* [Ausgangstext]:
——

Das „brave Mädchen“-Muster im Alltag
Ich glaube, das kennt auch jede Frau, die in der Zeit geboren ist, die Kinder hat, dass wir Ja sagen und dass wir uns auf dem Schulbasar einteilen lassen für die Cafeteria, zum Verkaufen, zum Kaffee ausschenken, dass wir auch noch einen Kuchen backen, obwohl wir eigentlich total am Ende sind, keine Energie mehr haben, eigentlich auch keine Zeit haben, aber irgendwie quetschen wir es noch ein. Oder dass wir unsere Schwiegermutter anlächeln und sie natürlich zum sonntäglichen Kaffee und Kuchen einladen, obwohl wir eigentlich, wenn wir mal genau hinfühlen würden, Zeit für uns bräuchten, Ruhe bräuchten. Und was dann passiert ist, wenn der ganze Tag ist Stress, das, was wir alles gemacht haben, um anderen einen Gefallen zu tun, dann sagen wir abends oder in Momenten, wo Raum dafür da ist, nein, aber eben nicht zu den anderen, sondern zu uns selbst. Wir sagen nein zu uns, indem wir Wein trinken, indem wir mit dem Handy unterwegs sind, indem wir Serien bingen, indem wir uns mit Schokolade vollstopfen. Es ist ein Nein zu uns, es ist ein Nein zu unseren Bedürfnissen, zu unseren Gefühlen, aber eben nicht absichtlich, weil wir Nein zu uns sagen wollen, sondern weil wir es nicht anders gelernt haben, weil wir es nicht besser wissen. Und das ist total wissenswert, dass viele Muster entstehen, eben nicht weil wir willensschwach sind, sondern weil natürlich, als wir Kinder waren, als wir klein waren, Gefühle da waren, wir aber vermittelt bekommen haben, dass sie nicht sein dürfen. Wir haben früh gelernt, stell dich nicht so an, reiß dich zusammen, ist doch gar nichts los. Wir haben unsere Gefühle schon früh verdrängen müssen. Und heute betäuben wir sie dann halt auch noch. Das ist ein reiner Schutzmechanismus. Es ist kein Versagen, schon gar kein persönliches Versagen.

——

* [Aufgabenstellung]:
Übertragen Sie den Satz „Es ist kein Versagen, schon gar kein persönliches Versagen.“ aus dem Ausgangstext zum „brave Mädchen“-Muster ins Englische.

* [Gegebene Informationen]:
——

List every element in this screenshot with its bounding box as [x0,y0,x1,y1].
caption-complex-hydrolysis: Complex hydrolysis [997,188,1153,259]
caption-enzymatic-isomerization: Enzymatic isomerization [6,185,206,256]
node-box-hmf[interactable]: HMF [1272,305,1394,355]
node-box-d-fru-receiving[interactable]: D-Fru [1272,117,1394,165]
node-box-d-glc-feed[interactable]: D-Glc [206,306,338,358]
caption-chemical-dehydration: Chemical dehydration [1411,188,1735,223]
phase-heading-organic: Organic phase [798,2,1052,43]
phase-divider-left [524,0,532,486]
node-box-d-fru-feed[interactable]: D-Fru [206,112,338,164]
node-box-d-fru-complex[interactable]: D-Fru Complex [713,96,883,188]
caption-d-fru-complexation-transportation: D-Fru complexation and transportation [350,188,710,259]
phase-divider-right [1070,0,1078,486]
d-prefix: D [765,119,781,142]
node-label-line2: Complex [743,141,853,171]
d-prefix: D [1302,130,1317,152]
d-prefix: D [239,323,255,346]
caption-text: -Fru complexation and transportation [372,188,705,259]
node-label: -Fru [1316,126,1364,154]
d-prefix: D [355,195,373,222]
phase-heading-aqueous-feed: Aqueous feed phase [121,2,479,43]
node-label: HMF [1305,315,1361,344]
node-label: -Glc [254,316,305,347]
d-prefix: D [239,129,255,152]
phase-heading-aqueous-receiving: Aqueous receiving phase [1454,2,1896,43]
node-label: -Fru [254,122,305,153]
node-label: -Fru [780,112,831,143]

——

* [Antwort]:
It is not a failure, and certainly not a personal failure.